[Rows from a figure dataset]

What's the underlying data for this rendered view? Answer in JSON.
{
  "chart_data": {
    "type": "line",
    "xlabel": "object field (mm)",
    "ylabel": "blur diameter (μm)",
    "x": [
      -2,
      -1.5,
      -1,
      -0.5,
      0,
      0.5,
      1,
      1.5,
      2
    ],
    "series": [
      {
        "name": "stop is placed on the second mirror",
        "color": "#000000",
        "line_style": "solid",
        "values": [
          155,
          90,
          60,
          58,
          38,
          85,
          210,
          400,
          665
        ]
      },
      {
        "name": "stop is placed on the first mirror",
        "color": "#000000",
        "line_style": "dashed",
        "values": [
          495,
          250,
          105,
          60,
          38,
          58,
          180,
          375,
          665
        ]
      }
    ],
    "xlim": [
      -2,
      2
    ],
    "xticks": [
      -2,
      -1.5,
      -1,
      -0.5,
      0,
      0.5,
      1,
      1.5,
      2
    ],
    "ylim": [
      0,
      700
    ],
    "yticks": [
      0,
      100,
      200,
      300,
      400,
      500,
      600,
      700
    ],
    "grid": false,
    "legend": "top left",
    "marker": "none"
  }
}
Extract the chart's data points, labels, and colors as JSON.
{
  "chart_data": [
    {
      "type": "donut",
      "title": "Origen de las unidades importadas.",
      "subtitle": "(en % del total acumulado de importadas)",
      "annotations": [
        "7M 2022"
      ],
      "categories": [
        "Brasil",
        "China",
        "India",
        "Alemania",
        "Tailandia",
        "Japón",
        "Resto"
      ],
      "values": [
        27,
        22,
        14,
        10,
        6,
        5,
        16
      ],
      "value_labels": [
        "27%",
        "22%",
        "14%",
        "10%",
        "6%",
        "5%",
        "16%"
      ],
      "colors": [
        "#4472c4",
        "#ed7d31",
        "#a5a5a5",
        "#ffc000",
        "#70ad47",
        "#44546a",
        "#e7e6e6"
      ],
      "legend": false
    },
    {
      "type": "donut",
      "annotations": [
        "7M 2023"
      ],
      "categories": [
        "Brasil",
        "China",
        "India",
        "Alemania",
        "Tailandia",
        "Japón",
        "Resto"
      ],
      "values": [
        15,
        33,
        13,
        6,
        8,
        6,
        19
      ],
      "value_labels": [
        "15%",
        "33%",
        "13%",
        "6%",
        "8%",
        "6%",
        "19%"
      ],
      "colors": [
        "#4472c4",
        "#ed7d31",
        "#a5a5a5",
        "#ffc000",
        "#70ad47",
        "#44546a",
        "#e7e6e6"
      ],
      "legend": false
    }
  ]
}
* * *
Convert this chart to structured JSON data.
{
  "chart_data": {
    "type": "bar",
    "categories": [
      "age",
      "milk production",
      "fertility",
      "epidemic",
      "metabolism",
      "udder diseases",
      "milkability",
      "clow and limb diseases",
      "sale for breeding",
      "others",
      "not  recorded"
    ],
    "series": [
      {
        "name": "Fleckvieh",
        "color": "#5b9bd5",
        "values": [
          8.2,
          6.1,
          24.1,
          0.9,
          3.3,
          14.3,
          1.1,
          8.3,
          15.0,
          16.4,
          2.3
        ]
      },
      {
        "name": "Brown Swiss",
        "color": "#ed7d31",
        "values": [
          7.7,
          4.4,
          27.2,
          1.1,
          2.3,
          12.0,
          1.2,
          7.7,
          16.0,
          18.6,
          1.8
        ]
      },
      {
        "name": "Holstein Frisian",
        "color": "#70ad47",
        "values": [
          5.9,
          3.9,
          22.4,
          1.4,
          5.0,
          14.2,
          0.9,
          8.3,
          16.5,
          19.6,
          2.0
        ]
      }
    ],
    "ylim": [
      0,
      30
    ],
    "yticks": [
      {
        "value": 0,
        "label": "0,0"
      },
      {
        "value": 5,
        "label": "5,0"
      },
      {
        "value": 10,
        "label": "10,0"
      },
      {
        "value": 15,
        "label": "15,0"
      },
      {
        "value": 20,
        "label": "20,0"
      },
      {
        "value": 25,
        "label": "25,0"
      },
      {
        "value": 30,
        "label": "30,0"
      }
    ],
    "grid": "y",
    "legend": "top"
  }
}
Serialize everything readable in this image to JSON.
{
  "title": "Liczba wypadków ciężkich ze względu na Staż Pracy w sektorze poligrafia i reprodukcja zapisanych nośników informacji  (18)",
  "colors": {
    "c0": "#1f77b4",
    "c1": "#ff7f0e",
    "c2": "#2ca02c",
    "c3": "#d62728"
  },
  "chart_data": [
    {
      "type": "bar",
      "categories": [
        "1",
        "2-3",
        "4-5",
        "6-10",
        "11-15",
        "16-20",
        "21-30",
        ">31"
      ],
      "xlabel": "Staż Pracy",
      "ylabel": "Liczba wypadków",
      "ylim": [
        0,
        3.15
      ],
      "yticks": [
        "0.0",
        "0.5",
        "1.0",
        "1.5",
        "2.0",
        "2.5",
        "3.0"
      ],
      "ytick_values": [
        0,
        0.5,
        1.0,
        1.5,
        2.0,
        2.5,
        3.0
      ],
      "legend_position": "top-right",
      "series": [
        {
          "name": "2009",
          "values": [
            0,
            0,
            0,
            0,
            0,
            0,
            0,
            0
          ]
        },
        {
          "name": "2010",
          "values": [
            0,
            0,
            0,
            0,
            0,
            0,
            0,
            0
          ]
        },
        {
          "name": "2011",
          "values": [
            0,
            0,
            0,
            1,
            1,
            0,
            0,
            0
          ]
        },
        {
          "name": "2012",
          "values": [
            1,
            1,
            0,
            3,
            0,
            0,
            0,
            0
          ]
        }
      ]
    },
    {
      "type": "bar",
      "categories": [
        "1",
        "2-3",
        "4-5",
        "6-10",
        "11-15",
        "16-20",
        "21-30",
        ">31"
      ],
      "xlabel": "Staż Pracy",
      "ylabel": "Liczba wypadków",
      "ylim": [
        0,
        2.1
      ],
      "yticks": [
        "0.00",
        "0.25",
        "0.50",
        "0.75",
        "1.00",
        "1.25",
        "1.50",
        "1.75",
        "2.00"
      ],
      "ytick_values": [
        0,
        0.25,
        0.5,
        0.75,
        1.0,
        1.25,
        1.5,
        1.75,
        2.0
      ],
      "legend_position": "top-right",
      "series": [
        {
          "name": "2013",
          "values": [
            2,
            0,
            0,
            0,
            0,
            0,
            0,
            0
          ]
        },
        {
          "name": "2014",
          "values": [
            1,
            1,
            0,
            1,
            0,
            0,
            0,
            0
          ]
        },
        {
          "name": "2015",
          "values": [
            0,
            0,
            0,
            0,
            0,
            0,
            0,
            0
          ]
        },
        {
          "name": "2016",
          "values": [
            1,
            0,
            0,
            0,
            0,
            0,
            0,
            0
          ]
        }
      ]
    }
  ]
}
--
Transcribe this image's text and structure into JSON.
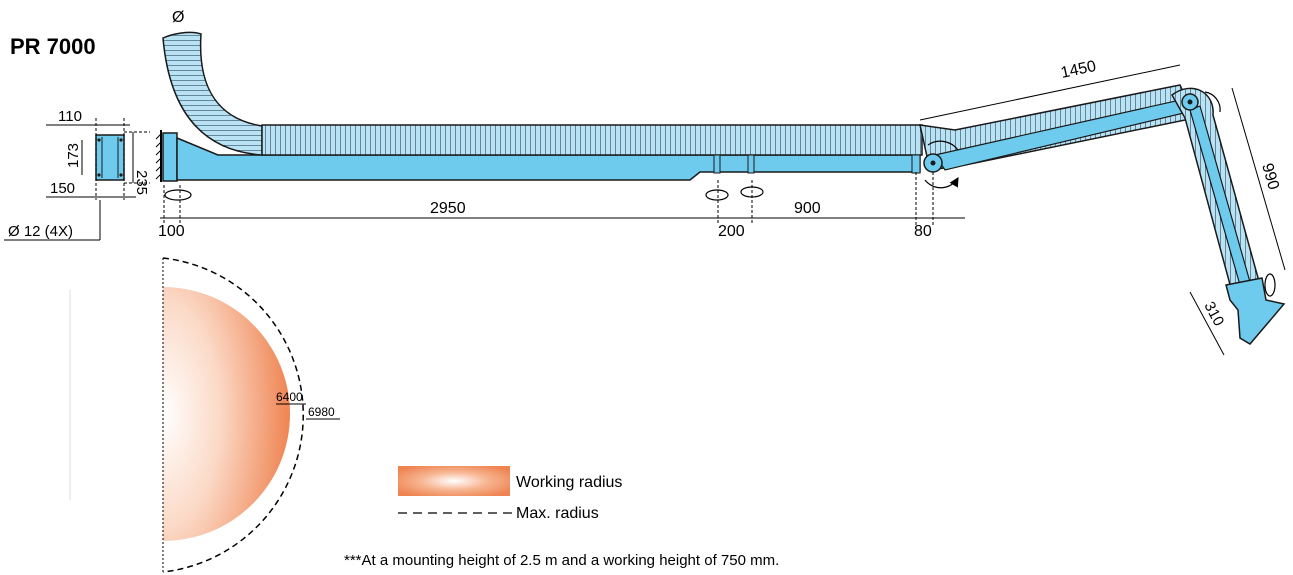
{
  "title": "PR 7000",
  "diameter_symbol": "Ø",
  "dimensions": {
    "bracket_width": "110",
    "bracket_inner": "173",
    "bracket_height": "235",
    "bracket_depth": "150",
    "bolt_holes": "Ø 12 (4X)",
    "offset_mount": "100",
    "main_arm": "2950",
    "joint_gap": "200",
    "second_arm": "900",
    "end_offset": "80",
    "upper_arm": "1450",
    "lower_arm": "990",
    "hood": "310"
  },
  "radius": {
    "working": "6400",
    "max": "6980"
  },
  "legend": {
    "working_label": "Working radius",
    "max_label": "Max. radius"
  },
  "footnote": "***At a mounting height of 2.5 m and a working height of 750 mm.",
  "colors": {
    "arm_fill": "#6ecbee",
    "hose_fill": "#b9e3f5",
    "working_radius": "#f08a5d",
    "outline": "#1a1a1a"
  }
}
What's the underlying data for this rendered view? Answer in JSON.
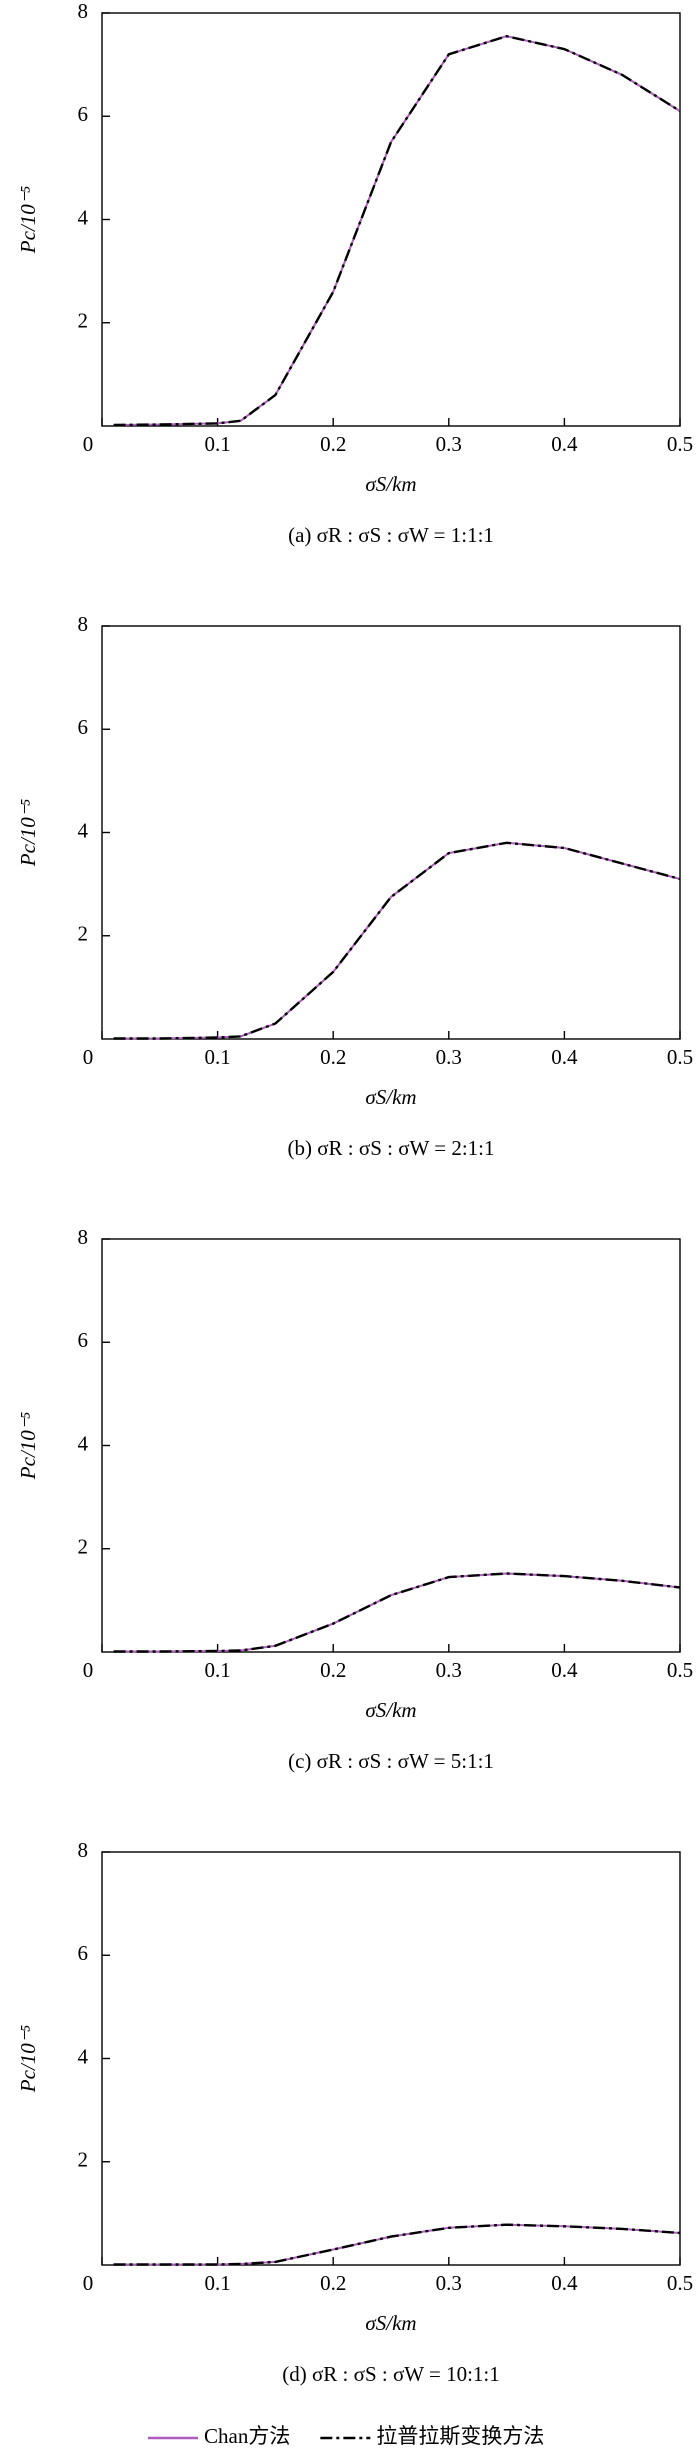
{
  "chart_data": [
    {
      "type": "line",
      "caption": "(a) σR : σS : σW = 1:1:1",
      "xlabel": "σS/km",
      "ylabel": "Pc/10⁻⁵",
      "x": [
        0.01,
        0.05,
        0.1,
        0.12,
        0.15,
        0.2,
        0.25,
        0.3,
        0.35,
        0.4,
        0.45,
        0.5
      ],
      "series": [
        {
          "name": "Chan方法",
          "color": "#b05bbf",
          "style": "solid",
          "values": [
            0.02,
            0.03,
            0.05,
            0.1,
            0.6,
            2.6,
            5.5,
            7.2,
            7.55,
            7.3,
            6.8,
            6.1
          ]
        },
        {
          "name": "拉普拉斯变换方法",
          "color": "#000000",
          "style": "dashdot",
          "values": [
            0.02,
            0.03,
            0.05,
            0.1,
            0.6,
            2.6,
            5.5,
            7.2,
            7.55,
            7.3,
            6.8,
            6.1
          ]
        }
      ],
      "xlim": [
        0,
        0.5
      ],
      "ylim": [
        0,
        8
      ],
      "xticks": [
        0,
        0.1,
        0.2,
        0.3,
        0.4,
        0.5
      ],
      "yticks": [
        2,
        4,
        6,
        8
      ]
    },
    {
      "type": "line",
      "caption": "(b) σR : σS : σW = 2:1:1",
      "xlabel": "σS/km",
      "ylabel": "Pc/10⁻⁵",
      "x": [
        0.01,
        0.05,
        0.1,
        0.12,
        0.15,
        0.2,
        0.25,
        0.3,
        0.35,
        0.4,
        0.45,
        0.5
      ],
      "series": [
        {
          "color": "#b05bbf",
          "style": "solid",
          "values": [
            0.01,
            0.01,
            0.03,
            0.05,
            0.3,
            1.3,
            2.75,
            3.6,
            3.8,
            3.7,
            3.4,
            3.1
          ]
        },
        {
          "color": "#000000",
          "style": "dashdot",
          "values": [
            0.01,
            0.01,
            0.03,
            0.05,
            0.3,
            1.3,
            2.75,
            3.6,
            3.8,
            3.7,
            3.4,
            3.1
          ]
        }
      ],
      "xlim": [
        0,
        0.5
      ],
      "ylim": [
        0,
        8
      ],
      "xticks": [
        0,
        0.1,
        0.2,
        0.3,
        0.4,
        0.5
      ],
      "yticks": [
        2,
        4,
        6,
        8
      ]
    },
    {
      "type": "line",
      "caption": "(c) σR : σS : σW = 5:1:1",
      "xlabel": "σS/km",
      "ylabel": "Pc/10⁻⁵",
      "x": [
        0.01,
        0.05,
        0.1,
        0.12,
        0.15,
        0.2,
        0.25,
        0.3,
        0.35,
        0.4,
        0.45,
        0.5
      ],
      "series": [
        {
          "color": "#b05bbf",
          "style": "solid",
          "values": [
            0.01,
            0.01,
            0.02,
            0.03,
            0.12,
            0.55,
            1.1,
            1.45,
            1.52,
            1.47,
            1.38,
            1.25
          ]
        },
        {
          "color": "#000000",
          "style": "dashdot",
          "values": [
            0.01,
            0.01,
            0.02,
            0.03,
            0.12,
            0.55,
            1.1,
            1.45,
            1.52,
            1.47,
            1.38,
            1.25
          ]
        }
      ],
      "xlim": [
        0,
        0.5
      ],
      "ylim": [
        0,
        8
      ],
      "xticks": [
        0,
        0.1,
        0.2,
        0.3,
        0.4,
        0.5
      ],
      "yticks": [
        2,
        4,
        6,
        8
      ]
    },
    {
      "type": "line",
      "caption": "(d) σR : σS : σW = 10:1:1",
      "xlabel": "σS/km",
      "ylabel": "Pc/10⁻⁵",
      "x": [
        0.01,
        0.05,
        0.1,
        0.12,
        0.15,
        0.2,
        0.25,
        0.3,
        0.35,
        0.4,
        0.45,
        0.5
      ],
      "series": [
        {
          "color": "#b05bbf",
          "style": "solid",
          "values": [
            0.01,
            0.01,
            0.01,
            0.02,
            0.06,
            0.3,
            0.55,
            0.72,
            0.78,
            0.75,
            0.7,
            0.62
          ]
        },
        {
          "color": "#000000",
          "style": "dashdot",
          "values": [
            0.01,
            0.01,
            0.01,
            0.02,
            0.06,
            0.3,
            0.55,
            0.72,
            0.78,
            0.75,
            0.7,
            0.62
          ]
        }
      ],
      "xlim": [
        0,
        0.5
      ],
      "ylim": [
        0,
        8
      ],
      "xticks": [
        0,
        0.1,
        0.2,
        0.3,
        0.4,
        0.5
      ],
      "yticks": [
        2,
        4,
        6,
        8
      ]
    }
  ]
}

• **TASK STATEMENT**
A line counts if it holds the word "diseases". How many lines of the entries count? Give the number only.

• **TASK RESULT**
2